## GOAL OF THE EXERCISE
Provide the number of lines containing the word "into", and nothing else.

--------------------

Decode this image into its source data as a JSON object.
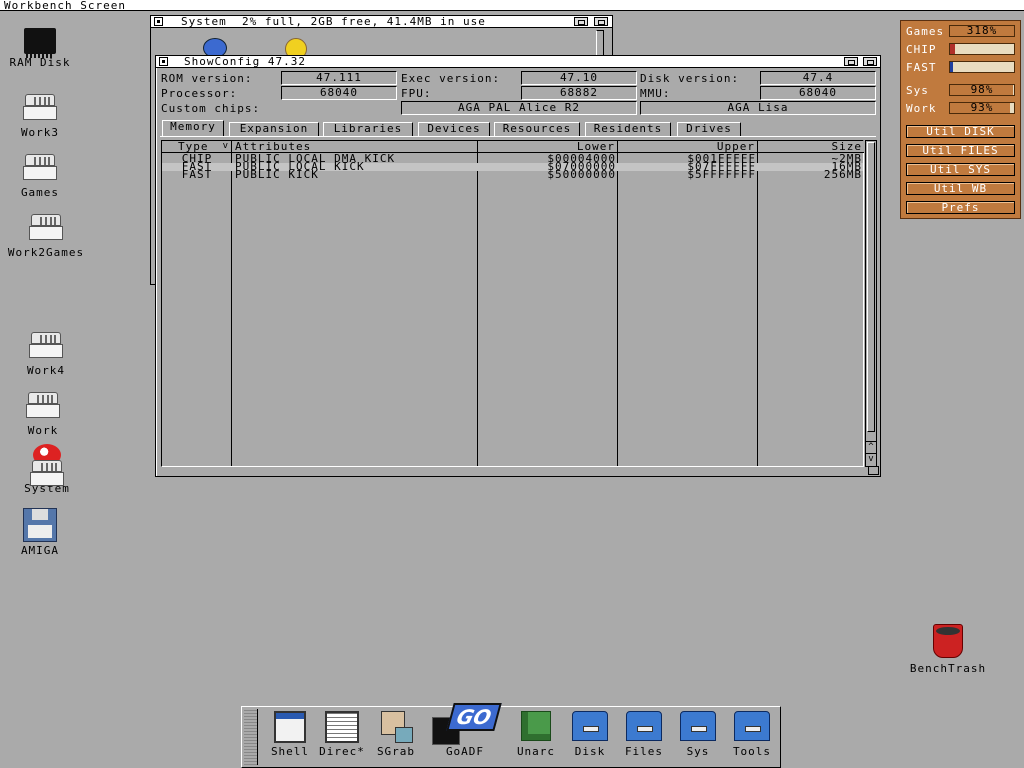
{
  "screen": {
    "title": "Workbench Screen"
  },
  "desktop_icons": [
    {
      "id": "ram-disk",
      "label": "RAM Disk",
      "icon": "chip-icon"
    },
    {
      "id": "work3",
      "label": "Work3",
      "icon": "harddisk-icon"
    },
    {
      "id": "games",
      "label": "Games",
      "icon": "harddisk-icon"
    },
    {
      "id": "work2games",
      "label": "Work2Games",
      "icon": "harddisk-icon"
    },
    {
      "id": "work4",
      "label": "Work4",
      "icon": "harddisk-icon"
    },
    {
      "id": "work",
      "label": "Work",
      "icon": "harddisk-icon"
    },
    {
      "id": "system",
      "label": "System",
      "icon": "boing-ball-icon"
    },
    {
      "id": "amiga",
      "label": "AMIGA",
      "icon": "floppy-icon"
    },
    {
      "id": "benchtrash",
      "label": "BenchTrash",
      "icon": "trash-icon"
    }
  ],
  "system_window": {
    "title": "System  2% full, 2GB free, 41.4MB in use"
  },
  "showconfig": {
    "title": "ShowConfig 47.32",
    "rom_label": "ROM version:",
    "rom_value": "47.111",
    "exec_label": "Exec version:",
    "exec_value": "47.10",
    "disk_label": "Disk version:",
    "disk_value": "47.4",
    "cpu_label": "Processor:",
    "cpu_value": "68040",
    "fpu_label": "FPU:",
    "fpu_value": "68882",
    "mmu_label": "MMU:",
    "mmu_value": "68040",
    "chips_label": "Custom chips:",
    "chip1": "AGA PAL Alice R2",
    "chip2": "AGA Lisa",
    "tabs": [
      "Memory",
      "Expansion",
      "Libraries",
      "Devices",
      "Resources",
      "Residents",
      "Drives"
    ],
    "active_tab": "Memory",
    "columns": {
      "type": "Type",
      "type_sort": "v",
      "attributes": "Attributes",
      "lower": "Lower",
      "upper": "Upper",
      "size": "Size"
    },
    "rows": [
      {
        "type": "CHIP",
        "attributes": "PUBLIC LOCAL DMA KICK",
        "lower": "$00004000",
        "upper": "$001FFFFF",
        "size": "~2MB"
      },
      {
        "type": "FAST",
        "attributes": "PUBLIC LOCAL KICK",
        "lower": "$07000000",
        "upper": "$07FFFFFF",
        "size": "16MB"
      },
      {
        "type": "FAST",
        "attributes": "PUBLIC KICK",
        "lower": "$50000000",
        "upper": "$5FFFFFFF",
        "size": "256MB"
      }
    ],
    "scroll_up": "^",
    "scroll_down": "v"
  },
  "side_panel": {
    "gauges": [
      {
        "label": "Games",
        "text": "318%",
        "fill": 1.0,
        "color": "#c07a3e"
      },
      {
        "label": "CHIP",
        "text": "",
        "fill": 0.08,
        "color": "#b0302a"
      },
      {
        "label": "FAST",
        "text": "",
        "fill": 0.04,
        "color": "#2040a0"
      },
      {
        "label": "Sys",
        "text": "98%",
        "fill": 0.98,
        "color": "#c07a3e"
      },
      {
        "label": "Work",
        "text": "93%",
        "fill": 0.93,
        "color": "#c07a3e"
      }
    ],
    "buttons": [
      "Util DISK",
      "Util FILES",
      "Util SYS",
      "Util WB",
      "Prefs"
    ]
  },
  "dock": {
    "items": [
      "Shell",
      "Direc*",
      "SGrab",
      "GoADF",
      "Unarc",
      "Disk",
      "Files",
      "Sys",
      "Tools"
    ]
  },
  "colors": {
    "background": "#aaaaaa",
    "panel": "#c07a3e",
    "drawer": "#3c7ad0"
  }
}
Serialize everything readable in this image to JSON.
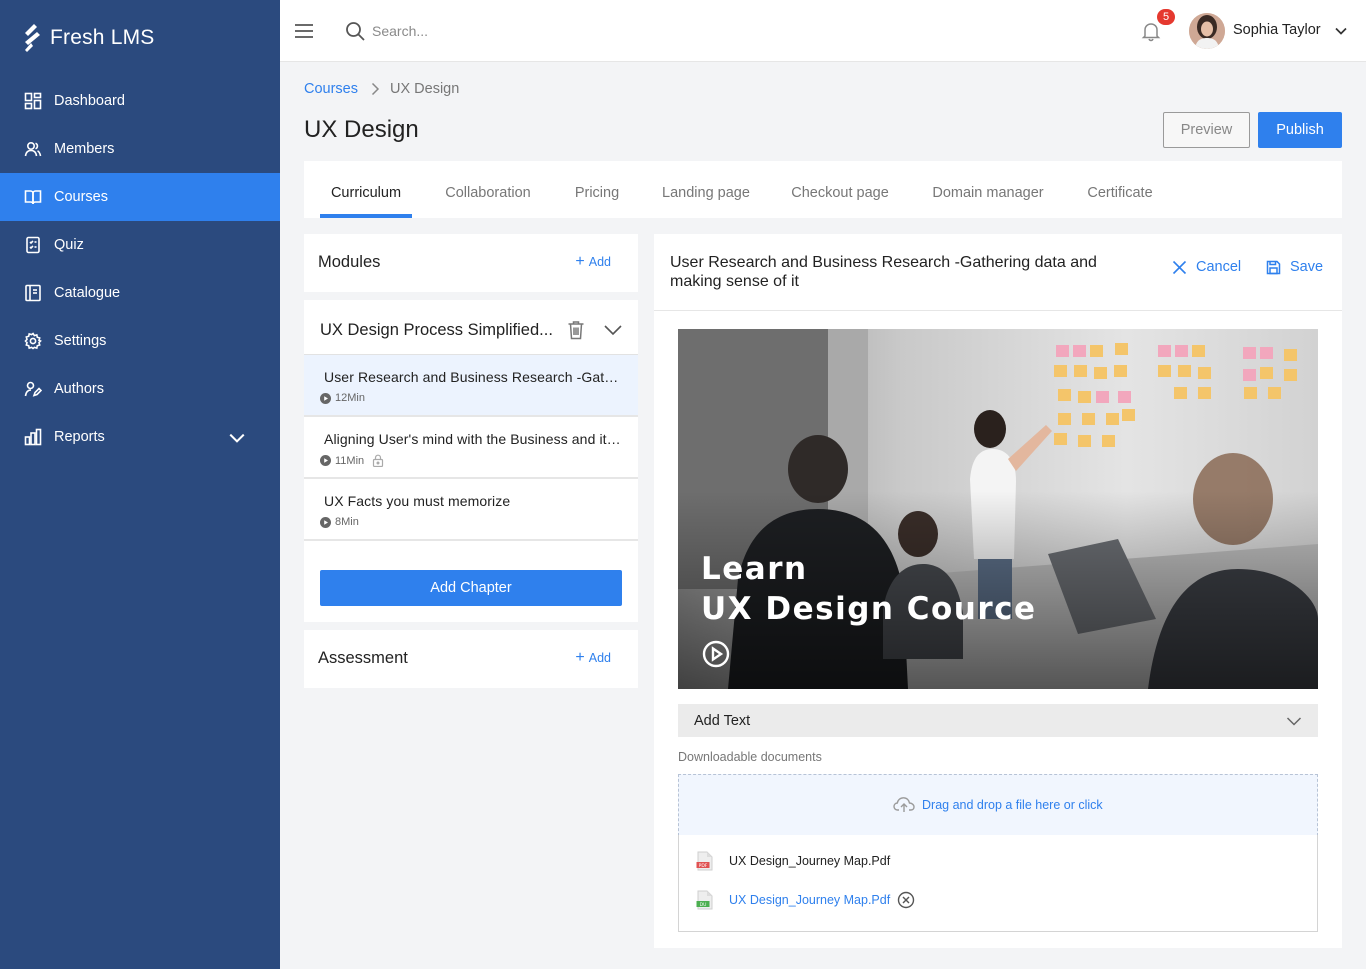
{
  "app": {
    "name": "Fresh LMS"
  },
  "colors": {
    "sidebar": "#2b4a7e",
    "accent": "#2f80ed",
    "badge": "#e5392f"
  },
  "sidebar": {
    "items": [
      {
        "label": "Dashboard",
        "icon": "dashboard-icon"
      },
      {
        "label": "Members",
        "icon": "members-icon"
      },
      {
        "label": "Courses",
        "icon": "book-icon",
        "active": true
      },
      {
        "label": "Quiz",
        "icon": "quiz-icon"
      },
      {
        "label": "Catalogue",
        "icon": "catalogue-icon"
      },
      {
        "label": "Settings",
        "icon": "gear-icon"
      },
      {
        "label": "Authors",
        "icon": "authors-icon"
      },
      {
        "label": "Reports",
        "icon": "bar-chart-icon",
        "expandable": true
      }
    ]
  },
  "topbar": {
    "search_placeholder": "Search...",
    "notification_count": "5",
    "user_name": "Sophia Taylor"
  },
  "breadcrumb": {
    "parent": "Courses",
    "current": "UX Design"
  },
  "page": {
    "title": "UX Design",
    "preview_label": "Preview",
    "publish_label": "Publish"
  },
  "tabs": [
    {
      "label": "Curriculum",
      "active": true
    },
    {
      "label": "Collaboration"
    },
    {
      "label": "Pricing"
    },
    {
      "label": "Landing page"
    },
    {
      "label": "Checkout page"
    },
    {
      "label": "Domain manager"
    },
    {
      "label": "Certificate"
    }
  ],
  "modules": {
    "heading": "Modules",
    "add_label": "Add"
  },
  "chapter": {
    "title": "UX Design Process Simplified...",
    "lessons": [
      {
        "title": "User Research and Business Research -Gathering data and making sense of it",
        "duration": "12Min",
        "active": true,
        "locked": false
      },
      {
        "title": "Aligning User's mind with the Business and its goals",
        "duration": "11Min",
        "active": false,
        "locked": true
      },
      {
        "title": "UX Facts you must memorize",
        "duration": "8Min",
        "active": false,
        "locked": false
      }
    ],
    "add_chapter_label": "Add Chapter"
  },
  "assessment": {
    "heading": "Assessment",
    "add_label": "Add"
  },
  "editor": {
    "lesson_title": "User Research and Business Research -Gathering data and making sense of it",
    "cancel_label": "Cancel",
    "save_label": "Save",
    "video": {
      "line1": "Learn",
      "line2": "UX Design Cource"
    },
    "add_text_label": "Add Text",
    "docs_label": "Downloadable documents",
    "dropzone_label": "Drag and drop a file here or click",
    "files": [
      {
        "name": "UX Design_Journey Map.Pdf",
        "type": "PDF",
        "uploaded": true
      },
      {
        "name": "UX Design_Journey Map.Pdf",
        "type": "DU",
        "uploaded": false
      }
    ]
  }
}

--------------------

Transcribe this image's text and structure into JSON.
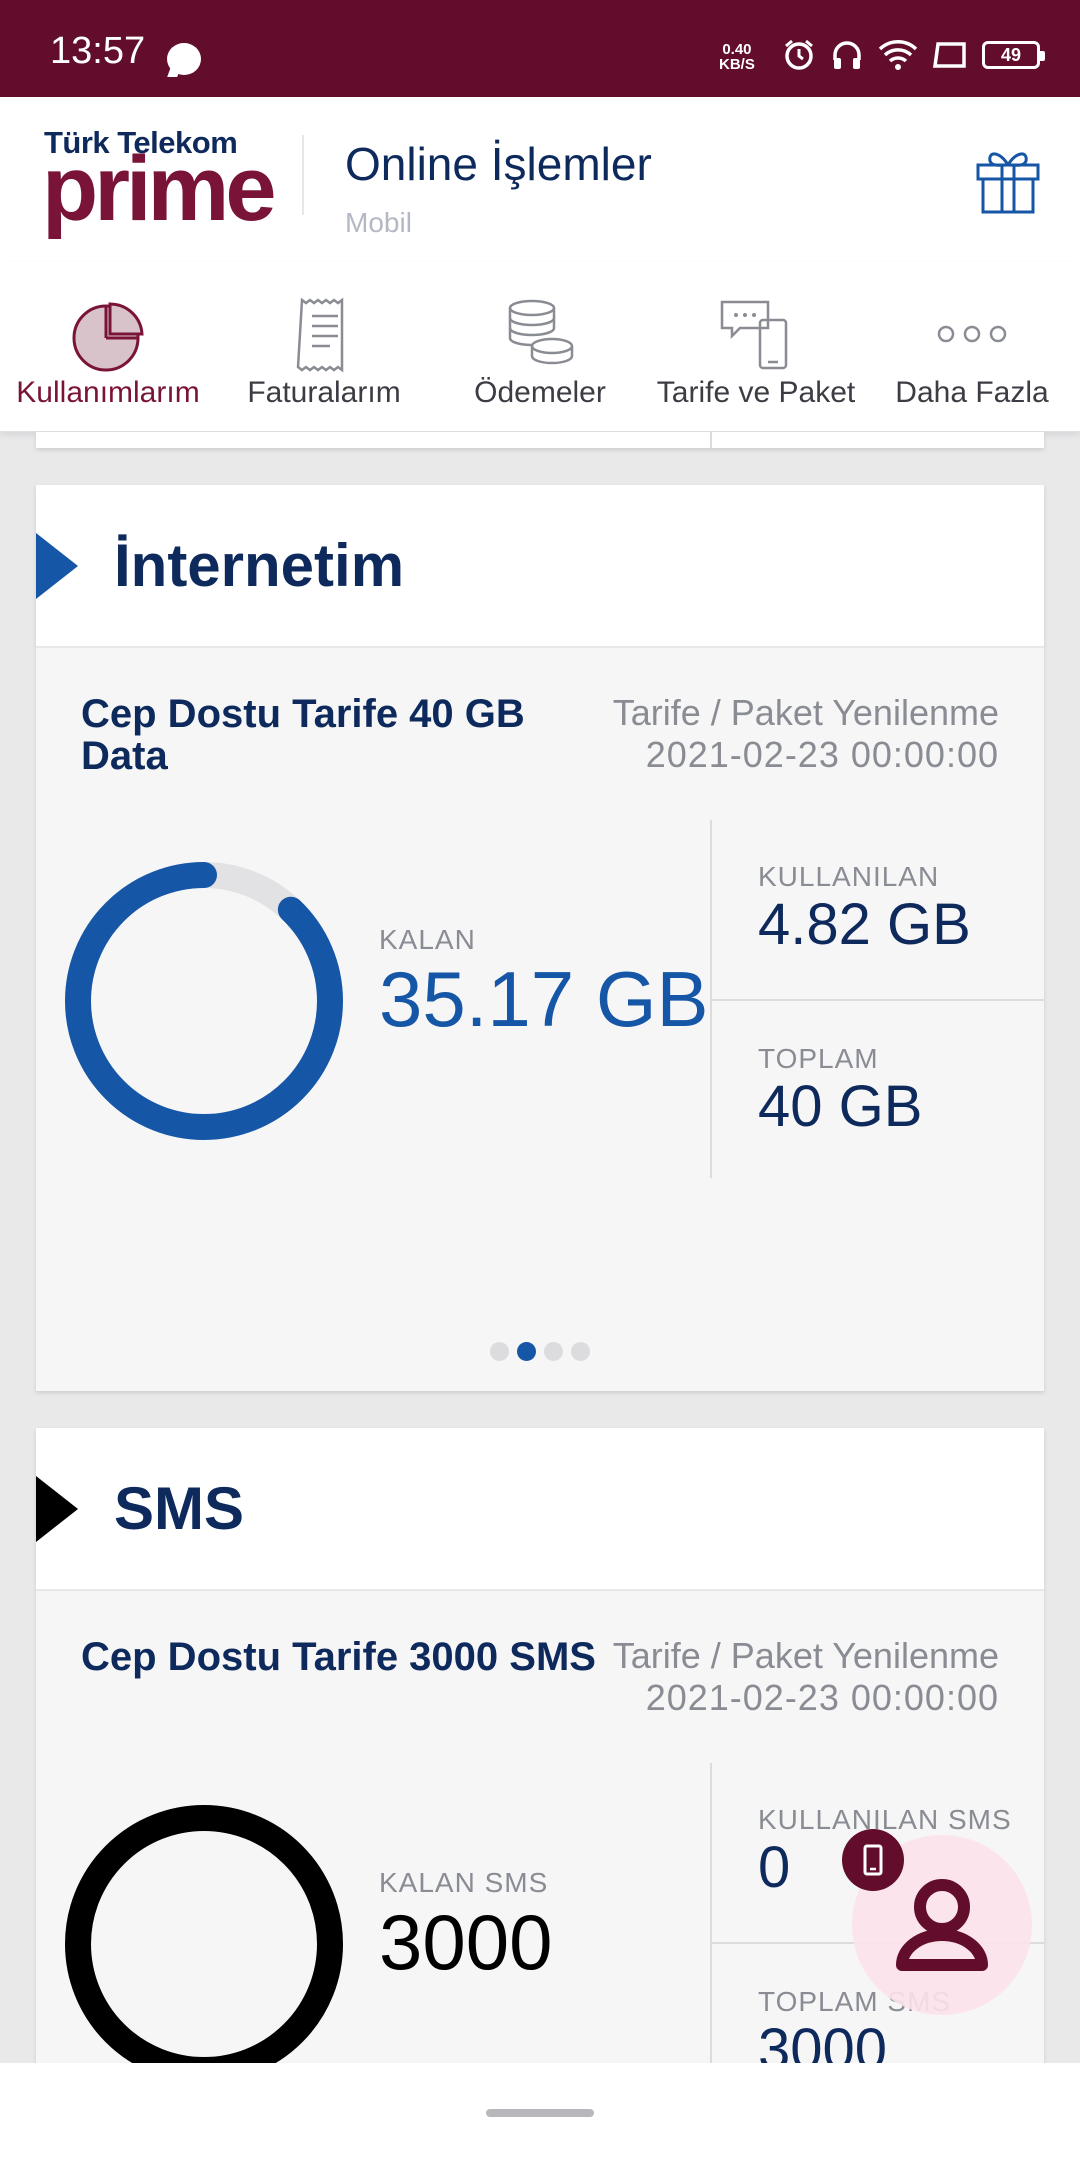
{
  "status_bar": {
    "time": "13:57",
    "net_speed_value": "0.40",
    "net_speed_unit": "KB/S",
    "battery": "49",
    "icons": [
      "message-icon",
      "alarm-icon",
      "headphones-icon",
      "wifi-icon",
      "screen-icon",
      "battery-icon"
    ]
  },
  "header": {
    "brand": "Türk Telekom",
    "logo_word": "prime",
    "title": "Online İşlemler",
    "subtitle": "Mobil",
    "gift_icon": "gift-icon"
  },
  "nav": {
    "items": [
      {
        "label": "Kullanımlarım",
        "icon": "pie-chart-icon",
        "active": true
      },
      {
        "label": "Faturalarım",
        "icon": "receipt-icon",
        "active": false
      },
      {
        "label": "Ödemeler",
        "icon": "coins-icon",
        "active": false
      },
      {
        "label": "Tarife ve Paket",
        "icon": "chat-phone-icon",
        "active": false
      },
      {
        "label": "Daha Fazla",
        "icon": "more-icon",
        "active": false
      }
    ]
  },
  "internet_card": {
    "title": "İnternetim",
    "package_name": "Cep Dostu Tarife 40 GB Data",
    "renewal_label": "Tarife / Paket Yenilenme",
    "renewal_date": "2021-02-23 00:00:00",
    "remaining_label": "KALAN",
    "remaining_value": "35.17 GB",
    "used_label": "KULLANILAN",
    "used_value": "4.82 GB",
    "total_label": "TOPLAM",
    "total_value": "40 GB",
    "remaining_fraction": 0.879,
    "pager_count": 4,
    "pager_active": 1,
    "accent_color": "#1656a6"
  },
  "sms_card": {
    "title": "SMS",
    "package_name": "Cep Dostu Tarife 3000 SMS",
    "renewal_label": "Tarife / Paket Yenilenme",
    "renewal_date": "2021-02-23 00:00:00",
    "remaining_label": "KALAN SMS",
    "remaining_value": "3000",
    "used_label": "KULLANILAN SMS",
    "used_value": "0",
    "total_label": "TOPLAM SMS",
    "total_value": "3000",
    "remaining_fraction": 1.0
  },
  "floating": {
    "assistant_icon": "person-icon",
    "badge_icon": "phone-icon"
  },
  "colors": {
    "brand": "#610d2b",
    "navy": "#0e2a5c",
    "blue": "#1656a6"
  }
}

--------------------

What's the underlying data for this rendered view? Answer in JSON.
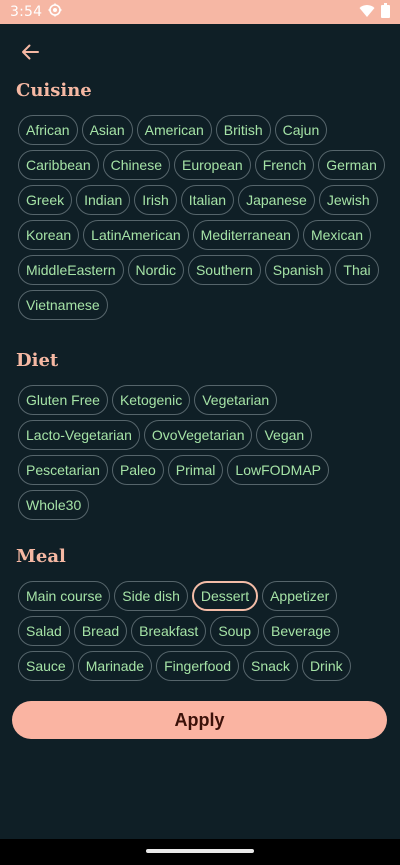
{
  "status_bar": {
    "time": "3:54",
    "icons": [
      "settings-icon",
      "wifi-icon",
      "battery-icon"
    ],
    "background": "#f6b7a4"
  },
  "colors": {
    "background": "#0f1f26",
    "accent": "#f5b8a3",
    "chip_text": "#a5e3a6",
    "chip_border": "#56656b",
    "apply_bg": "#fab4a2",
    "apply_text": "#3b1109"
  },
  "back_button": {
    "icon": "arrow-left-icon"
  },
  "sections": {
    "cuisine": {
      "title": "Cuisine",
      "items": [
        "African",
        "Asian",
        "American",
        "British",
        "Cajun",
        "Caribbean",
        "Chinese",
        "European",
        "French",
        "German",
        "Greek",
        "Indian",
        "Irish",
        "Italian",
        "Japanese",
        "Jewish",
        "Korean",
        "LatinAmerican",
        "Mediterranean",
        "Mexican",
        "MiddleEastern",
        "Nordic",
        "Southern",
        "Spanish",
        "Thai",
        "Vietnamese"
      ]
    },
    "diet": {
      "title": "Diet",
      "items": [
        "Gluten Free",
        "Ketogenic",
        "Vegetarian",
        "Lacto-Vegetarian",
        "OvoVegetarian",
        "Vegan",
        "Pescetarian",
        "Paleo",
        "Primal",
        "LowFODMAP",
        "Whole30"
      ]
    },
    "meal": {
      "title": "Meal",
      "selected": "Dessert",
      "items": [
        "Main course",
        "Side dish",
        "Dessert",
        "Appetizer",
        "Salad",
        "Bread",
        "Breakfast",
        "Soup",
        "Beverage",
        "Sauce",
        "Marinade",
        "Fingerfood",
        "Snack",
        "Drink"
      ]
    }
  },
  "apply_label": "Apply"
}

--------------------

## WORKED SOLUTION
2